Copy all lines that contain the word "screenshot".

# # # # #

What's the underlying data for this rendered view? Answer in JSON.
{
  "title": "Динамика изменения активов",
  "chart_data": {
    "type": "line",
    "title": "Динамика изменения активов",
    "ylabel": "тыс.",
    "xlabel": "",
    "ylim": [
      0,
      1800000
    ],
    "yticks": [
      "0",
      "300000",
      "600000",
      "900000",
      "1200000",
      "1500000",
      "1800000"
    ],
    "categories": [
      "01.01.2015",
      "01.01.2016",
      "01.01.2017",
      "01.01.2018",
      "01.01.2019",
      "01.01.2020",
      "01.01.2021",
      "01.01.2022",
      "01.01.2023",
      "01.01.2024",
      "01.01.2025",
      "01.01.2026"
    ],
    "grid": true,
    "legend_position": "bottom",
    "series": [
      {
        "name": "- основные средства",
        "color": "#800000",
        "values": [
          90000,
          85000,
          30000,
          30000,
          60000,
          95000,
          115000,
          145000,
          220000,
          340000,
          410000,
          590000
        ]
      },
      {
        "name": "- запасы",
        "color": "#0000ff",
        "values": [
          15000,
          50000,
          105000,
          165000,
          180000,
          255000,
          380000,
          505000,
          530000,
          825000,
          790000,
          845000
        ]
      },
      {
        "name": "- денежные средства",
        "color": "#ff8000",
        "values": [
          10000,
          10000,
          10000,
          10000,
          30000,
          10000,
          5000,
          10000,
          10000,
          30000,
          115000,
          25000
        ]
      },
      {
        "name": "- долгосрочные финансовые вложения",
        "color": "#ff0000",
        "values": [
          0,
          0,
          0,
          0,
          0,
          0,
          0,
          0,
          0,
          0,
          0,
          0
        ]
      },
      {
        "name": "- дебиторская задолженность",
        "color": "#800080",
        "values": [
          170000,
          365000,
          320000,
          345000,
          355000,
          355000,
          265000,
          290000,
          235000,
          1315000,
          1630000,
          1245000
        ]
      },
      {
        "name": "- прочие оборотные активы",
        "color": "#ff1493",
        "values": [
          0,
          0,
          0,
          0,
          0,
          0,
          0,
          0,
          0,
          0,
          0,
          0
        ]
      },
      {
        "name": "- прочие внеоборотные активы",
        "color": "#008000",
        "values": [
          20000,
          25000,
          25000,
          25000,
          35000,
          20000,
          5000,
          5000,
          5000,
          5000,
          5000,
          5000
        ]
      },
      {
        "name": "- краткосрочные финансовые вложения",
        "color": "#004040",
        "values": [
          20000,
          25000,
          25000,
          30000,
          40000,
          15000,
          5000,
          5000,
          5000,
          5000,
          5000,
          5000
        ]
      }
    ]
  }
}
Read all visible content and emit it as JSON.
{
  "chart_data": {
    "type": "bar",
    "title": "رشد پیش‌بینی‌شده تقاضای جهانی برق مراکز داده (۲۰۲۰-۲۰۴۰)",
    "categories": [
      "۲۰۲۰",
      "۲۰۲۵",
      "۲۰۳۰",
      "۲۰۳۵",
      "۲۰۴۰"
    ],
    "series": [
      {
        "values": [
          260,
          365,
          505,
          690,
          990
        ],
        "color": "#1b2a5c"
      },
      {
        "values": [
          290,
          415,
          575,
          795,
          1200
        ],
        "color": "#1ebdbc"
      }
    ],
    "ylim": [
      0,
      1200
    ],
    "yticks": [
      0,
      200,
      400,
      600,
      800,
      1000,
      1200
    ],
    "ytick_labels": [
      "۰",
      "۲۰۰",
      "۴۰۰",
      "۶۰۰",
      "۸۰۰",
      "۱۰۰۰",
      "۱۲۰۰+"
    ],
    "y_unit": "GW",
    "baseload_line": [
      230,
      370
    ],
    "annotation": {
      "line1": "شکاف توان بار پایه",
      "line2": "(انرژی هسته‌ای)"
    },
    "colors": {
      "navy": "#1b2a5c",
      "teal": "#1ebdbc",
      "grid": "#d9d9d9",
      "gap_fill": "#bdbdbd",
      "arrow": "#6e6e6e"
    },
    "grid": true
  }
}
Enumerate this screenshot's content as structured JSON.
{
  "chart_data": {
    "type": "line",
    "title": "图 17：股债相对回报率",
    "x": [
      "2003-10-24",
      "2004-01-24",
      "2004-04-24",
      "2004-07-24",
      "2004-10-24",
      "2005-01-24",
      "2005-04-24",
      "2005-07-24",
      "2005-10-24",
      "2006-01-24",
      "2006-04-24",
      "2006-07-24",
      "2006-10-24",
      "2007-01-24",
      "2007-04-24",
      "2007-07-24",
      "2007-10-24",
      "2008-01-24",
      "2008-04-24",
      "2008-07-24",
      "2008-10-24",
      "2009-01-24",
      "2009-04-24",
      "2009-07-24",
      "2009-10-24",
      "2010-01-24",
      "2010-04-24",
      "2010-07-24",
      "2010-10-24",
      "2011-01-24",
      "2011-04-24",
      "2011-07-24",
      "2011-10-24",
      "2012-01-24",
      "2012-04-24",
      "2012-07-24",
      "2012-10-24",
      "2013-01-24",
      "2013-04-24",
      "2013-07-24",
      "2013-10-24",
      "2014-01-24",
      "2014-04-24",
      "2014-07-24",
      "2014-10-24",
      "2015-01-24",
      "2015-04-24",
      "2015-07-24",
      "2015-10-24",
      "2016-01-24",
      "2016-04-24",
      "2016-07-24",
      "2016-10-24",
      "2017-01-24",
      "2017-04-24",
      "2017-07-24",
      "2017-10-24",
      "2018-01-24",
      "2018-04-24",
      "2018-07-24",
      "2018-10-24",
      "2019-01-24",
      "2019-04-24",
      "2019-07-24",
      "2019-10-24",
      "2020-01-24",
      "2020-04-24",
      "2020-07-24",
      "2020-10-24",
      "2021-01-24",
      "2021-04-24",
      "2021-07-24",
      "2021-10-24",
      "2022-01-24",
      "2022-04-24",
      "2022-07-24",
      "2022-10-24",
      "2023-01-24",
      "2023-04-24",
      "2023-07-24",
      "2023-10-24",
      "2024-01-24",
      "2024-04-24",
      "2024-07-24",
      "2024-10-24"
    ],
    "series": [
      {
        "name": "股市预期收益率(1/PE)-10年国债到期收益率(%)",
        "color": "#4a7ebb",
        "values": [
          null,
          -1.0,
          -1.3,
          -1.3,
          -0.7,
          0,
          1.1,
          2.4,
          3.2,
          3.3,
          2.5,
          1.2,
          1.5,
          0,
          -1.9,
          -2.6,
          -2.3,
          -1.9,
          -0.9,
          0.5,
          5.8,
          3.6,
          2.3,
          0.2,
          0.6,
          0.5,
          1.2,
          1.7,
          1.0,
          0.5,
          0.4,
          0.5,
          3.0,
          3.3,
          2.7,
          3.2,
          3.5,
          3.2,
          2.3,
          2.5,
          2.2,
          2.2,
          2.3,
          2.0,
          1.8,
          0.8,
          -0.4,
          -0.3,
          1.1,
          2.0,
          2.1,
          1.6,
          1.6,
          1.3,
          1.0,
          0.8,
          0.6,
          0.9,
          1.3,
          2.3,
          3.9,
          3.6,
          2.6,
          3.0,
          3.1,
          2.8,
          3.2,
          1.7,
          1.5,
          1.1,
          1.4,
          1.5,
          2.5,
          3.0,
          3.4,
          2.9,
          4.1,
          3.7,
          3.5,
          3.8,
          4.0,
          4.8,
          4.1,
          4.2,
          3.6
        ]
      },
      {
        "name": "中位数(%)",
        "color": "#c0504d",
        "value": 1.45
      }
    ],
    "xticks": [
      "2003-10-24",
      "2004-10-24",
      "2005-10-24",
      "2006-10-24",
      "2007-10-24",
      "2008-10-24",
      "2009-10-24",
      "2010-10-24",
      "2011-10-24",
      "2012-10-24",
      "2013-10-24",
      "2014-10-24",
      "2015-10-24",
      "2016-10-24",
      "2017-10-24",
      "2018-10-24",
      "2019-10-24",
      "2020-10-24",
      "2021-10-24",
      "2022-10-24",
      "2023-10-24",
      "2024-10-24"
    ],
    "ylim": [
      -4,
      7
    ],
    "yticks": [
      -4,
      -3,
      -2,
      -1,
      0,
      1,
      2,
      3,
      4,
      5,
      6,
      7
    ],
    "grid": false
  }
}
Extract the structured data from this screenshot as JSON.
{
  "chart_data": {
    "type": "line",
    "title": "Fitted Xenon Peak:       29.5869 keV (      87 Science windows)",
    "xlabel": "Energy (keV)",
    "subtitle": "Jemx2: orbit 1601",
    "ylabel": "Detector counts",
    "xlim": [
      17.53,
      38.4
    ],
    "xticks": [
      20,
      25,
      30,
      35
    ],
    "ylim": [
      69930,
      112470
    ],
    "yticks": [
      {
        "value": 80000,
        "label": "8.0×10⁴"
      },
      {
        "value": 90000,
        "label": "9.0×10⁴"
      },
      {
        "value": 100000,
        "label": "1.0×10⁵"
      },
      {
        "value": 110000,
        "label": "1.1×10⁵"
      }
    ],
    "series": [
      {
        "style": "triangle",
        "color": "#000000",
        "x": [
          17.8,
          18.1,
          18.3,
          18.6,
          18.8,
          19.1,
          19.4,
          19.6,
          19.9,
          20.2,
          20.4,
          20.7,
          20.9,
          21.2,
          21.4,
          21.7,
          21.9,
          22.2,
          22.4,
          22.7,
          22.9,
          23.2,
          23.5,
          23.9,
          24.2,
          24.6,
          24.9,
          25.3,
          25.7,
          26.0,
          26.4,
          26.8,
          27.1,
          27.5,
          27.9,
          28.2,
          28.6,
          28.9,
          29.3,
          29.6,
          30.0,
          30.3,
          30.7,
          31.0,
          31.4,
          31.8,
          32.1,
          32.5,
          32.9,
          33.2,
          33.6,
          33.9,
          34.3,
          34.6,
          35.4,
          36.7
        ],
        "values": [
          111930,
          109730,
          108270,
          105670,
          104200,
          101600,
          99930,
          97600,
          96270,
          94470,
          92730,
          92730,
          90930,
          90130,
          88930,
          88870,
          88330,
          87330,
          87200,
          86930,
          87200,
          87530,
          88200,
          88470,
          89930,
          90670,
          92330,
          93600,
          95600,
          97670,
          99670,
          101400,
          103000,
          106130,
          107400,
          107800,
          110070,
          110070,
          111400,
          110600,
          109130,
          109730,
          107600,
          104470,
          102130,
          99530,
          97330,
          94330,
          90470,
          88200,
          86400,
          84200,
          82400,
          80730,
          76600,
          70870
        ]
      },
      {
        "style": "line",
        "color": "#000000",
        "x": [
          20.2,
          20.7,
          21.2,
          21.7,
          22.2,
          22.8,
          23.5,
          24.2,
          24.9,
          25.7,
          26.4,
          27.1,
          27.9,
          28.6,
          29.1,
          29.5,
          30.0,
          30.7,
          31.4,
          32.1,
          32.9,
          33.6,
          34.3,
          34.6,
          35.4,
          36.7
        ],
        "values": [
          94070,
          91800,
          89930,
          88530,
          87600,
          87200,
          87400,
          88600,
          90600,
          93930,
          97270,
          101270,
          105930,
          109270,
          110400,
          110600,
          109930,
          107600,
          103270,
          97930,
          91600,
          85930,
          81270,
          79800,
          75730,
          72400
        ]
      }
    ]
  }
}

# # # # #

- Full output -
Enumerate this screenshot's content as structured JSON.
Extract the structured data from this screenshot as JSON.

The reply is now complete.